(DOCUMENT SEGMENT):

----

But the land is still speaking.
The landscape, to me, is not a passive canvas shaped by human will. It is a teacher, a being with agency, memory, and voice. It reflects our actions back to us with honesty, not cruelty. It shifts and morphs in response to what we do and how we live. When the Bison were slaughtered to near extinction, it wasn’t just them that disappeared—it was the balance. With them went many species of native birds, small mammals, and the plains chickens. Predator-prey relationships became unstable. Native grasses withered. River cane vanished. Flooding increased. The ecosystem, like a chain missing its links, could no longer function.
This landscape is a basin of kinship, and like all kin, it asks for care. When we fail to give that care, it shows us. Not out of vengeance, but as a lesson. The land doesn’t forget. It does not need to. It simply becomes what we make of it.
When I look at landscapes today, I see mirrors. I see what we’ve done, and I see what’s possible. The wetlands of Louisiana, for example, are disappearing rapidly—not because they are weak, but because they’ve been misused. Coastal excavation and altered hydrology have eroded the very species that once protected the land from hurricanes. The natural defenses are gone. And what does the land do? It shows us: “When you do not protect me, I cannot protect you.”

These are the lessons. They are everywhere. In the grasslands. In the wetlands. In the scars of overgrazed pastures and the silence left behind when a species disappears.
But the beauty of the land as a teacher is that it never stops teaching. It doesn’t give up on us. Even now, it shows us the path forward—through reciprocity, restoration, and remembrance. It reminds us that stewardship must come before use. That health must come before profit. That relationship must be restored if we are to survive.

----

(SOURCE MATERIAL):
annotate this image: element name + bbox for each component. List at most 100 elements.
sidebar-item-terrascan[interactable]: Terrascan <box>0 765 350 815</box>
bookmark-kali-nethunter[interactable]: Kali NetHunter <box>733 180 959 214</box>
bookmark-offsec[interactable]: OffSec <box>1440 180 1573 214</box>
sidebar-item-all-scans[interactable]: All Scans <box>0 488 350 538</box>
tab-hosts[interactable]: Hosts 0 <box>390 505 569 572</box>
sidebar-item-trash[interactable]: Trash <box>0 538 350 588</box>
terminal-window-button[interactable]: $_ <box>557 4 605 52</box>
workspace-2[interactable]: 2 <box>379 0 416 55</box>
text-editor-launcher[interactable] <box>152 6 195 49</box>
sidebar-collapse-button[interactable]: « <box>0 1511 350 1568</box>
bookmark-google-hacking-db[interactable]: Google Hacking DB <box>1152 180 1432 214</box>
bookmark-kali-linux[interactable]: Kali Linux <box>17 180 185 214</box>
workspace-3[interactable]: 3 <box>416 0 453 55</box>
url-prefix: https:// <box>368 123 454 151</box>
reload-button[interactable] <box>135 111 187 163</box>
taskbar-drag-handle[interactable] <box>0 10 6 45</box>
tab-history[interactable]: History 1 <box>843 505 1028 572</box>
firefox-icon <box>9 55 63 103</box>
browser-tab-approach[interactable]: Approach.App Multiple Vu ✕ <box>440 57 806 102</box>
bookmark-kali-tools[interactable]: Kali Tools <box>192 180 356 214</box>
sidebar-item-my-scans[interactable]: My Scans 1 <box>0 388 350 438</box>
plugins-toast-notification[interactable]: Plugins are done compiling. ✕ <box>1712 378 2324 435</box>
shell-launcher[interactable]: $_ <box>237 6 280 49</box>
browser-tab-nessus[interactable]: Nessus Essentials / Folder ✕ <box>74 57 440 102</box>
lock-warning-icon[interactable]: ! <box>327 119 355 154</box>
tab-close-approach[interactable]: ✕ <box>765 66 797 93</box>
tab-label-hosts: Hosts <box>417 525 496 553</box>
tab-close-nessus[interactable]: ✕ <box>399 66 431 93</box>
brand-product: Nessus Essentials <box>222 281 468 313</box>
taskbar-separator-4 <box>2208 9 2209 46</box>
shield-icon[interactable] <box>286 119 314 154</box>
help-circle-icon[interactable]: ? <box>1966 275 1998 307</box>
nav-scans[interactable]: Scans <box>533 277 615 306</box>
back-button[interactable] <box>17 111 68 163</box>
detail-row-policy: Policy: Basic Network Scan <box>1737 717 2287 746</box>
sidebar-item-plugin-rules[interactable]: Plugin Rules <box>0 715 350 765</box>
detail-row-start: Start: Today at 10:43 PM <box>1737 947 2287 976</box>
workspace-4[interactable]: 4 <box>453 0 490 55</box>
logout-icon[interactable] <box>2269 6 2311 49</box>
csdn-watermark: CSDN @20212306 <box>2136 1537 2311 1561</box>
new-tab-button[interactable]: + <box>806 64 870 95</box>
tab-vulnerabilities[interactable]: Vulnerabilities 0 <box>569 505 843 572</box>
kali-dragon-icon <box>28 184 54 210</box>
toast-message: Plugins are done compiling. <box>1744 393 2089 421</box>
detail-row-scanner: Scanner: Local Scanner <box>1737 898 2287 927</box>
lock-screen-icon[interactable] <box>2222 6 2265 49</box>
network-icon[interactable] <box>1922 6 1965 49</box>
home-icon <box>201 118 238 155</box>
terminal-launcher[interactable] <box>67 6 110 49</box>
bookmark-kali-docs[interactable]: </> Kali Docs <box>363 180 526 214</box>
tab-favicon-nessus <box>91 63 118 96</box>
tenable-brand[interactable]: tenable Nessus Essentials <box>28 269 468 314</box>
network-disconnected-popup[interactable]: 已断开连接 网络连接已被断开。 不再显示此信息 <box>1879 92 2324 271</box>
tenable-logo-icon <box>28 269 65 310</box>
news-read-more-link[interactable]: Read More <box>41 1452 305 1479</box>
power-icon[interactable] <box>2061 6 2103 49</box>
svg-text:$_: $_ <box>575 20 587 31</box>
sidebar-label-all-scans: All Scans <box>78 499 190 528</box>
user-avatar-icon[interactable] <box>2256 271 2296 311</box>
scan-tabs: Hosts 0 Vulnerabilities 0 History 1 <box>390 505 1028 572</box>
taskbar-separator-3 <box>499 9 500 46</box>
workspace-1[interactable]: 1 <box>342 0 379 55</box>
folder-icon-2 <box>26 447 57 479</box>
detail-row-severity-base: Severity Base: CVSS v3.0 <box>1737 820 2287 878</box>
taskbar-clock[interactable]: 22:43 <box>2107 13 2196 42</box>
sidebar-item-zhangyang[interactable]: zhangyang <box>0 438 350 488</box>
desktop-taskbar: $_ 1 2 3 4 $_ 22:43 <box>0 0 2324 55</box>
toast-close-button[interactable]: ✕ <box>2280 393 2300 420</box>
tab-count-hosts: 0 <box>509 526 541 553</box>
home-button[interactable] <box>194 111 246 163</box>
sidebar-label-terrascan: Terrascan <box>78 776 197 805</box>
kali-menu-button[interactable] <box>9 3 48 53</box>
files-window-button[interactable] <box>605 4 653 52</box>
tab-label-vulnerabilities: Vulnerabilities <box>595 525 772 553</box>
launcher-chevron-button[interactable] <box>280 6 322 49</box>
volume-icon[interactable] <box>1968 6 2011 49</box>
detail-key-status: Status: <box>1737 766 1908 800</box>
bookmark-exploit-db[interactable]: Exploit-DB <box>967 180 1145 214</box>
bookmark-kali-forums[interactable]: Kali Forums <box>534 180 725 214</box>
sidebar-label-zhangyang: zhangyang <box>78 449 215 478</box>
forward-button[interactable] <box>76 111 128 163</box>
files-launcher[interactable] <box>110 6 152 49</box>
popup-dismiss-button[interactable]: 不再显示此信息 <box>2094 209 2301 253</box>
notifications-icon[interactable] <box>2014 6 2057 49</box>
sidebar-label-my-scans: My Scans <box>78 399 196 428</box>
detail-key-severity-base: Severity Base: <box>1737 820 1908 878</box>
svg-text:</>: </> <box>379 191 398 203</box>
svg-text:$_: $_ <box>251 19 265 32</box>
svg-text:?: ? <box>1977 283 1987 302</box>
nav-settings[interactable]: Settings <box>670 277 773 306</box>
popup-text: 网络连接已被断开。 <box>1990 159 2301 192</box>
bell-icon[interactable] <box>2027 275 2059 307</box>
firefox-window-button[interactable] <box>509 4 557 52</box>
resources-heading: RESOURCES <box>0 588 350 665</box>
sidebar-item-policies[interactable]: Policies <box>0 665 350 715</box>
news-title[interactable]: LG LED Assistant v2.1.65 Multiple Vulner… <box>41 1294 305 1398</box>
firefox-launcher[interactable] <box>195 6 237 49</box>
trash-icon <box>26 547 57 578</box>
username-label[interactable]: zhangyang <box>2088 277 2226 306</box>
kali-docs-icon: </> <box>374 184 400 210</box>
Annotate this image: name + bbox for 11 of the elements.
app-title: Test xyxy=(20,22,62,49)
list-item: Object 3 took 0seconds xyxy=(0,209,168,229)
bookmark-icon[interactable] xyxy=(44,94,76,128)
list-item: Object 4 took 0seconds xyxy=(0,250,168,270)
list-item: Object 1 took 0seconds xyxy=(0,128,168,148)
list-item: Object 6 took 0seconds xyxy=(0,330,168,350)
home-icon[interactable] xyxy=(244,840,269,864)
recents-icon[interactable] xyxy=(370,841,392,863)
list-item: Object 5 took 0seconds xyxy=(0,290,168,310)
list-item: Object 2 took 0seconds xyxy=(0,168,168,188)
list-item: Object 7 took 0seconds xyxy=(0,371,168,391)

----

(WHAT YOU SHOULD DO): Carry on the essay on the land as a teacher, picking up after its final sentence. The listing has no connection to the essay on the land as a teacher.

(RESPONSE TO THIS TASK):
In the face of these realities, the Cheyenne and Arapaho Tribes are actively listening to the land and building a different kind of future. Through the Cheyenne and Arapaho Bison Project, we are working to develop a Bison system that reflects reciprocity and respect—not just for the animal, but for the land and the people it sustains. Operating across fragmented land parcels, our project navigates the legacy of allotment, leases, and imposed infrastructure, but we are creating a management system that embraces movement and seasonality, allowing prairies to rest and regenerate.
We are also building a holistic meat program that doesn’t mimic industrial extraction, but instead nourishes the tribal community. We set aside bulls each year for the Sundance and other ceremonial uses, recognizing the spiritual role the Bison plays and the cycle it supports.

Our approach is not to reject the commodity system outright but to reshape how we participate in it. We aim to build infrastructure that works in alignment with ecological principles and cultural values. We are proving that it is possible to create a profitable, scalable system that is not extractive—that gives back to the soil, the herd, the land, and the people. In doing so, we are creating a path for others to follow—one that prioritizes healing, responsibility, and kinship.
The land has always been changing, with and without us. But how it changes because of us is something we are responsible for. The landscape is not coincidental—it is intentional, and it is full of meaning. Our lessons are being taught right in front of us. We just have to listen.
The land is a teacher. We are the students. And the landscape is a reflection of our learning, our choices, and our stories.